Records from a collection
= = = = =

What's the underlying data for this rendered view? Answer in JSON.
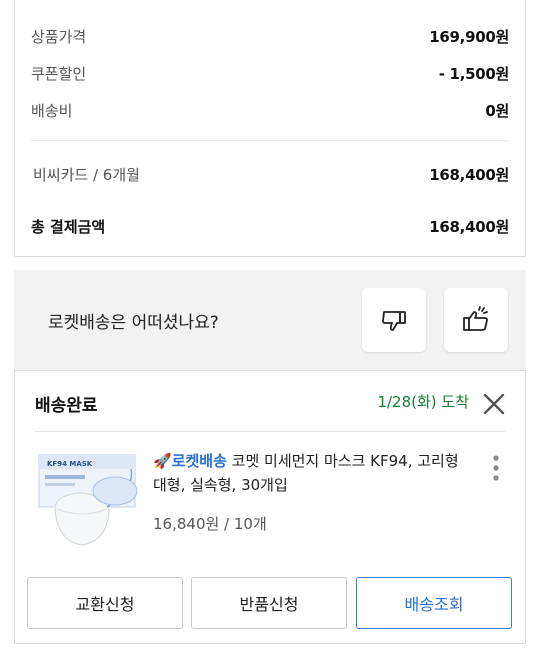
{
  "summary": {
    "rows": [
      {
        "label": "상품가격",
        "value": "169,900원"
      },
      {
        "label": "쿠폰할인",
        "value": "- 1,500원"
      },
      {
        "label": "배송비",
        "value": "0원"
      }
    ],
    "payment_method": {
      "label": "비씨카드 / 6개월",
      "value": "168,400원"
    },
    "total": {
      "label": "총 결제금액",
      "value": "168,400원"
    }
  },
  "feedback": {
    "question": "로켓배송은 어떠셨나요?",
    "icons": [
      "thumbs-down-icon",
      "thumbs-up-icon"
    ]
  },
  "delivery": {
    "status": "배송완료",
    "arrival": "1/28(화) 도착",
    "product": {
      "badge": "로켓배송",
      "name": " 코멧 미세먼지 마스크 KF94, 고리형 대형, 실속형, 30개입",
      "price_qty": "16,840원 / 10개",
      "image_text": "KF94 MASK"
    },
    "buttons": {
      "exchange": "교환신청",
      "return": "반품신청",
      "track": "배송조회"
    }
  },
  "colors": {
    "accent_blue": "#2a6fd6",
    "arrival_green": "#138034",
    "rocket_red": "#e33b2f"
  }
}
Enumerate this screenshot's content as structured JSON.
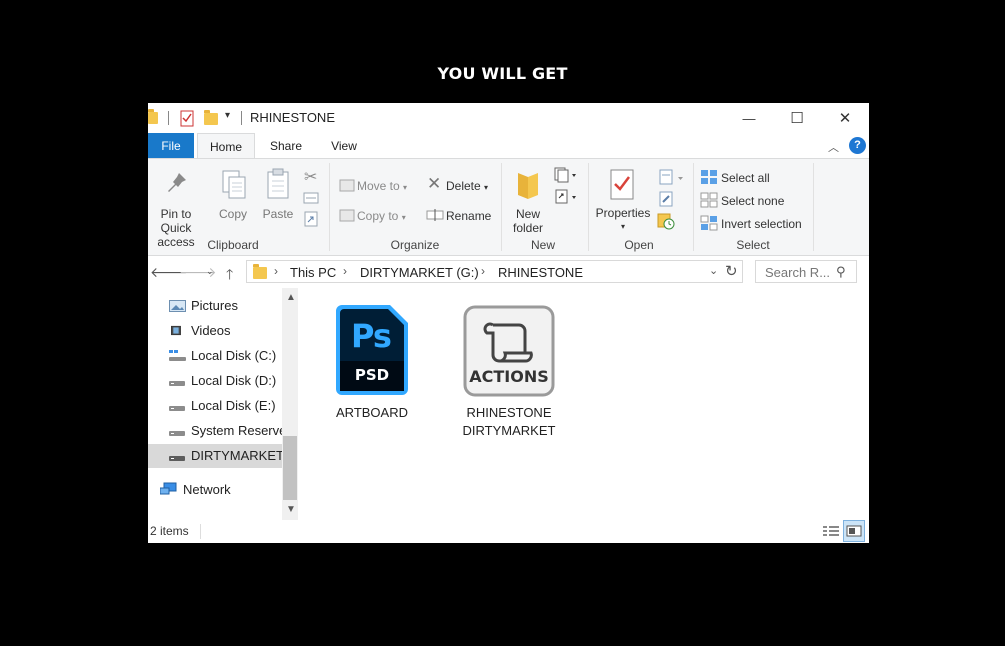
{
  "headline": "YOU WILL GET",
  "window": {
    "title": "RHINESTONE",
    "controls": {
      "minimize": "—",
      "maximize": "☐",
      "close": "✕"
    }
  },
  "ribbon_tabs": {
    "file": "File",
    "home": "Home",
    "share": "Share",
    "view": "View",
    "help": "?"
  },
  "ribbon": {
    "clipboard": {
      "pin": "Pin to Quick access",
      "pin_line1": "Pin to Quick",
      "pin_line2": "access",
      "copy": "Copy",
      "paste": "Paste",
      "group": "Clipboard"
    },
    "organize": {
      "move_to": "Move to",
      "copy_to": "Copy to",
      "delete": "Delete",
      "rename": "Rename",
      "group": "Organize"
    },
    "new": {
      "new_folder_line1": "New",
      "new_folder_line2": "folder",
      "group": "New"
    },
    "open": {
      "properties": "Properties",
      "group": "Open"
    },
    "select": {
      "select_all": "Select all",
      "select_none": "Select none",
      "invert": "Invert selection",
      "group": "Select"
    }
  },
  "address": {
    "crumbs": [
      "This PC",
      "DIRTYMARKET (G:)",
      "RHINESTONE"
    ],
    "search_placeholder": "Search R..."
  },
  "nav_pane": {
    "items": [
      {
        "label": "Pictures",
        "icon": "pictures-icon"
      },
      {
        "label": "Videos",
        "icon": "videos-icon"
      },
      {
        "label": "Local Disk (C:)",
        "icon": "system-drive-icon"
      },
      {
        "label": "Local Disk (D:)",
        "icon": "drive-icon"
      },
      {
        "label": "Local Disk (E:)",
        "icon": "drive-icon"
      },
      {
        "label": "System Reserved",
        "icon": "drive-icon"
      },
      {
        "label": "DIRTYMARKET",
        "icon": "drive-icon",
        "selected": true
      }
    ],
    "network": "Network"
  },
  "files": [
    {
      "name": "ARTBOARD",
      "icon": "psd-file-icon",
      "badge_top": "Ps",
      "badge_bottom": "PSD"
    },
    {
      "name_line1": "RHINESTONE",
      "name_line2": "DIRTYMARKET",
      "icon": "actions-file-icon",
      "badge_bottom": "ACTIONS"
    }
  ],
  "status": {
    "count": "2 items"
  },
  "colors": {
    "file_tab": "#1979ca",
    "ps_blue": "#31a8ff",
    "ps_bg": "#001e36",
    "folder": "#f4c74f"
  }
}
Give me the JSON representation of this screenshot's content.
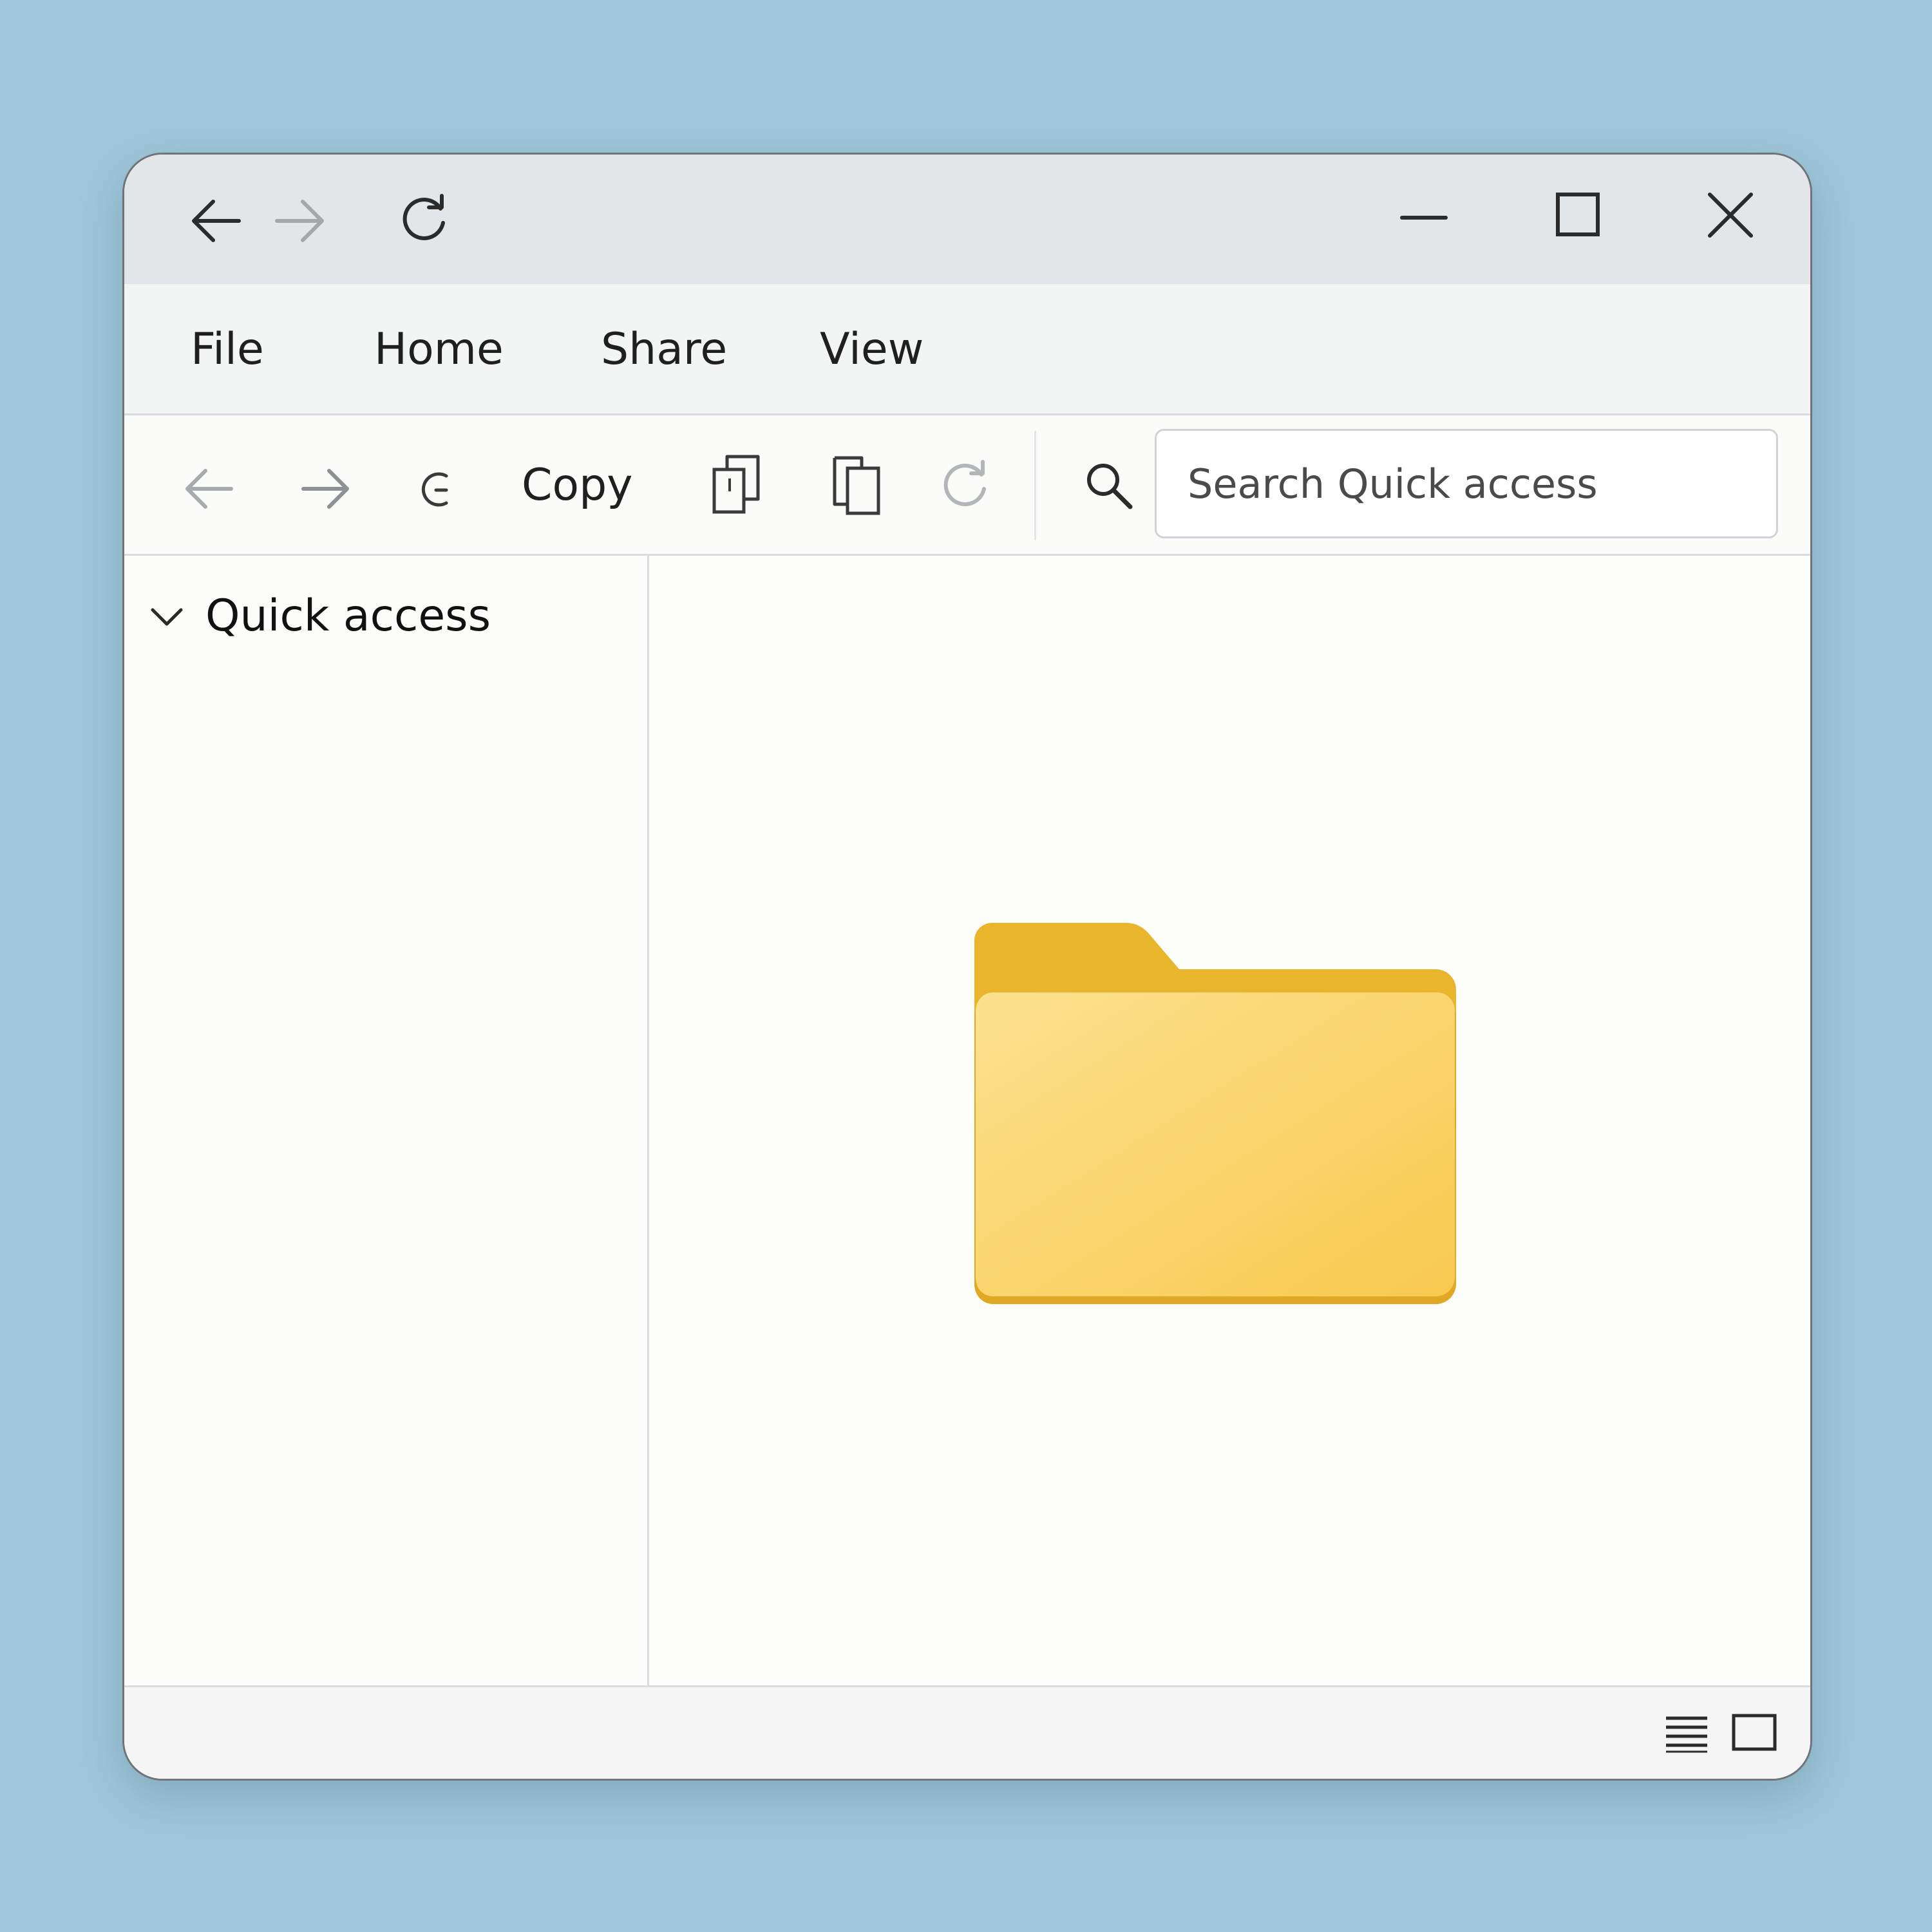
{
  "window": {
    "titlebar": {
      "back_icon": "arrow-left-icon",
      "forward_icon": "arrow-right-icon",
      "refresh_icon": "refresh-icon",
      "minimize_icon": "minimize-icon",
      "maximize_icon": "maximize-icon",
      "close_icon": "close-icon"
    },
    "menu": {
      "items": [
        {
          "label": "File"
        },
        {
          "label": "Home"
        },
        {
          "label": "Share"
        },
        {
          "label": "View"
        }
      ]
    },
    "toolbar": {
      "copy_label": "Copy",
      "search": {
        "placeholder": "Search Quick access",
        "value": ""
      }
    },
    "sidebar": {
      "items": [
        {
          "label": "Quick access",
          "expanded": true
        }
      ]
    },
    "content": {
      "items": [
        {
          "type": "folder",
          "label": ""
        }
      ]
    },
    "statusbar": {
      "view_modes": [
        "details-view-icon",
        "large-icons-view-icon"
      ]
    }
  },
  "colors": {
    "background": "#9fc6d9",
    "titlebar": "#e2e6e9",
    "folder_back": "#e9b52c",
    "folder_front": "#fbd66b"
  }
}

= = = = =

Pick every line with "screenshot" in it and copy it.

FULL OUTPUT:
Enumerate this screenshot's content as structured JSON.
Give me the JSON representation of this screenshot's content.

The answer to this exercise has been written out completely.